What to do =>
Check every line below for the word "Iterations" and copy the ones that have it.

(Excerpt from a dataset)
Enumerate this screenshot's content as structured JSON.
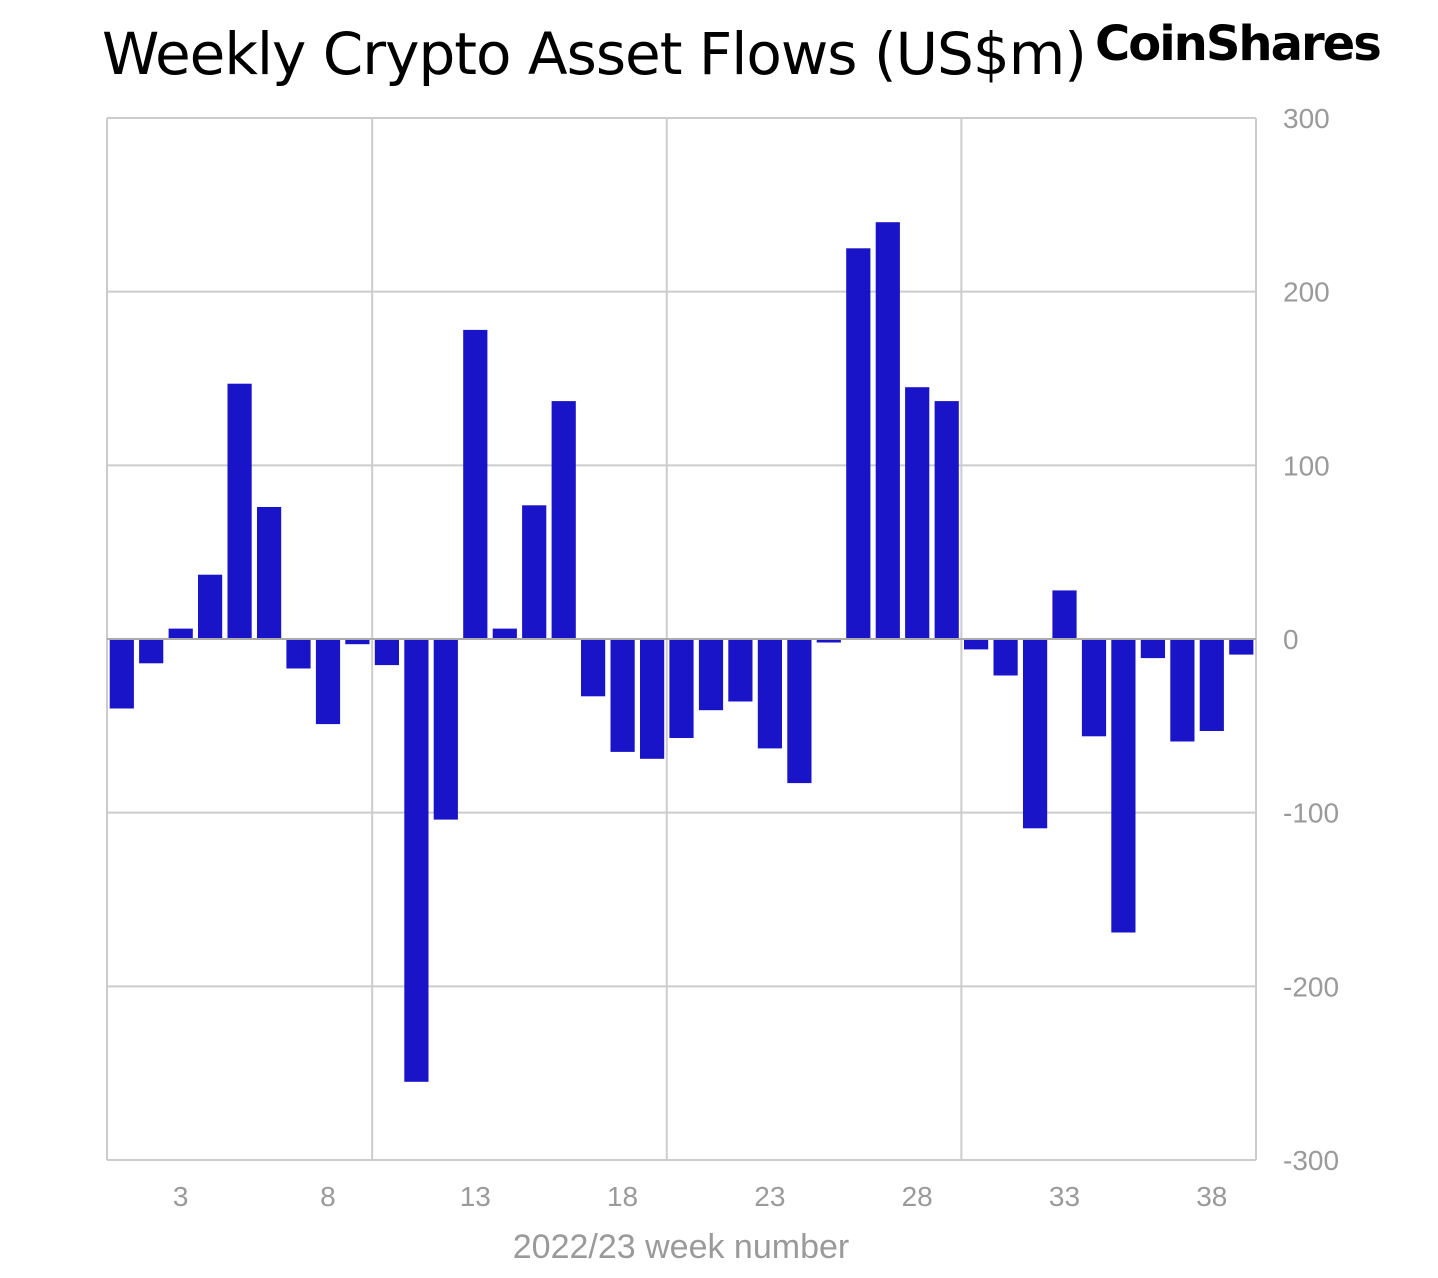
{
  "header": {
    "title": "Weekly Crypto Asset Flows (US$m)",
    "brand": "CoinShares"
  },
  "chart_data": {
    "type": "bar",
    "title": "Weekly Crypto Asset Flows (US$m)",
    "xlabel": "2022/23 week number",
    "ylabel": "",
    "ylim": [
      -300,
      300
    ],
    "yticks": [
      300,
      200,
      100,
      0,
      -100,
      -200,
      -300
    ],
    "xticks": [
      3,
      8,
      13,
      18,
      23,
      28,
      33,
      38
    ],
    "grid": true,
    "bar_color": "#1a14c8",
    "categories": [
      1,
      2,
      3,
      4,
      5,
      6,
      7,
      8,
      9,
      10,
      11,
      12,
      13,
      14,
      15,
      16,
      17,
      18,
      19,
      20,
      21,
      22,
      23,
      24,
      25,
      26,
      27,
      28,
      29,
      30,
      31,
      32,
      33,
      34,
      35,
      36,
      37,
      38,
      39
    ],
    "values": [
      -40,
      -14,
      6,
      37,
      147,
      76,
      -17,
      -49,
      -3,
      -15,
      -255,
      -104,
      178,
      6,
      77,
      137,
      -33,
      -65,
      -69,
      -57,
      -41,
      -36,
      -63,
      -83,
      -2,
      225,
      240,
      145,
      137,
      -6,
      -21,
      -109,
      28,
      -56,
      -169,
      -11,
      -59,
      -53,
      -9
    ]
  }
}
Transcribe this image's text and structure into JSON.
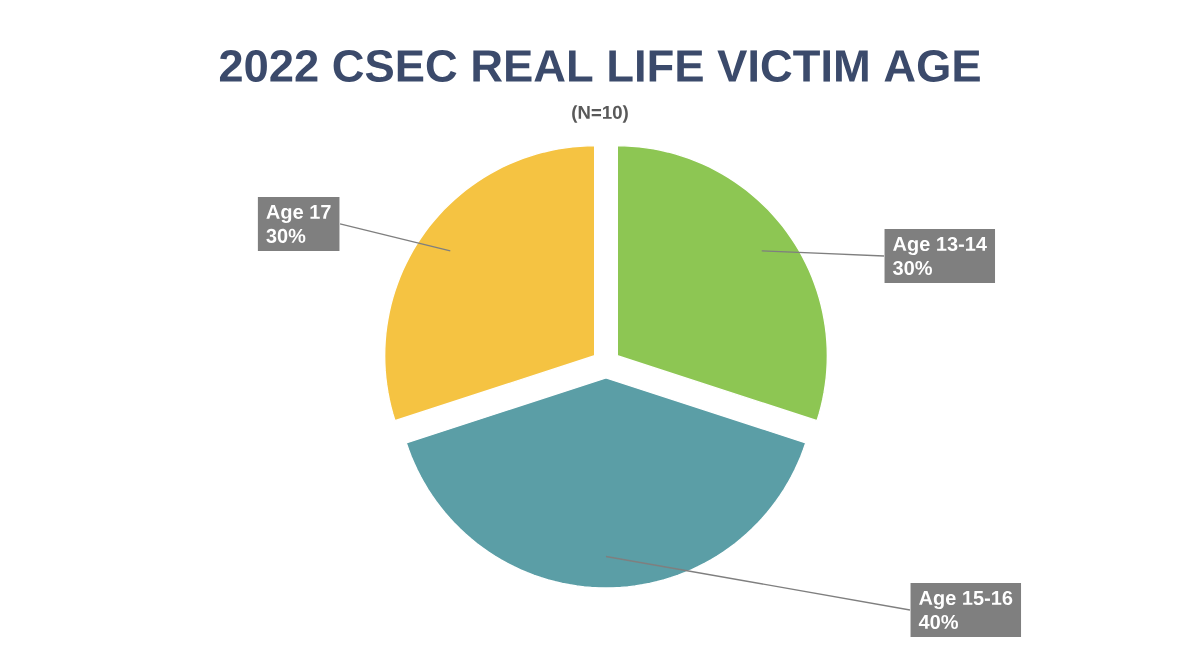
{
  "chart_data": {
    "type": "pie",
    "title": "2022 CSEC REAL LIFE VICTIM AGE",
    "subtitle": "(N=10)",
    "categories": [
      "Age 13-14",
      "Age 15-16",
      "Age 17"
    ],
    "values": [
      30,
      40,
      30
    ],
    "value_labels": [
      "30%",
      "40%",
      "30%"
    ],
    "colors": [
      "#8dc653",
      "#5b9ea6",
      "#f5c342"
    ]
  }
}
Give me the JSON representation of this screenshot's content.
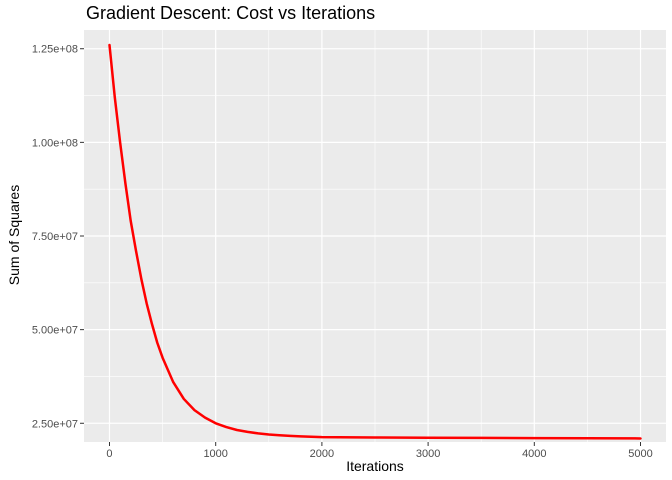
{
  "chart_data": {
    "type": "line",
    "title": "Gradient Descent: Cost vs Iterations",
    "xlabel": "Iterations",
    "ylabel": "Sum of Squares",
    "xlim": [
      -240,
      5240
    ],
    "ylim": [
      20000000,
      130000000
    ],
    "x_ticks": [
      0,
      1000,
      2000,
      3000,
      4000,
      5000
    ],
    "x_tick_labels": [
      "0",
      "1000",
      "2000",
      "3000",
      "4000",
      "5000"
    ],
    "y_ticks": [
      25000000,
      50000000,
      75000000,
      100000000,
      125000000
    ],
    "y_tick_labels": [
      "2.50e+07",
      "5.00e+07",
      "7.50e+07",
      "1.00e+08",
      "1.25e+08"
    ],
    "grid": true,
    "series": [
      {
        "color": "#ff0000",
        "x": [
          0,
          50,
          100,
          150,
          200,
          250,
          300,
          350,
          400,
          450,
          500,
          600,
          700,
          800,
          900,
          1000,
          1100,
          1200,
          1300,
          1400,
          1500,
          1600,
          1700,
          1800,
          1900,
          2000,
          2500,
          3000,
          3500,
          4000,
          4500,
          5000
        ],
        "y": [
          126000000,
          112000000,
          100000000,
          89000000,
          79000000,
          71000000,
          63500000,
          57000000,
          51500000,
          46500000,
          42500000,
          36000000,
          31500000,
          28500000,
          26500000,
          25000000,
          24000000,
          23200000,
          22700000,
          22300000,
          22000000,
          21800000,
          21650000,
          21500000,
          21400000,
          21300000,
          21200000,
          21150000,
          21100000,
          21050000,
          21000000,
          20950000
        ]
      }
    ]
  }
}
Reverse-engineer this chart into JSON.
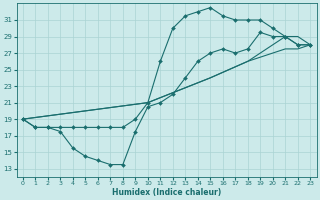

Complete response =>
    "title": "Gradient Descent: Cost vs Iterations",
    "xlabel": "Iterations",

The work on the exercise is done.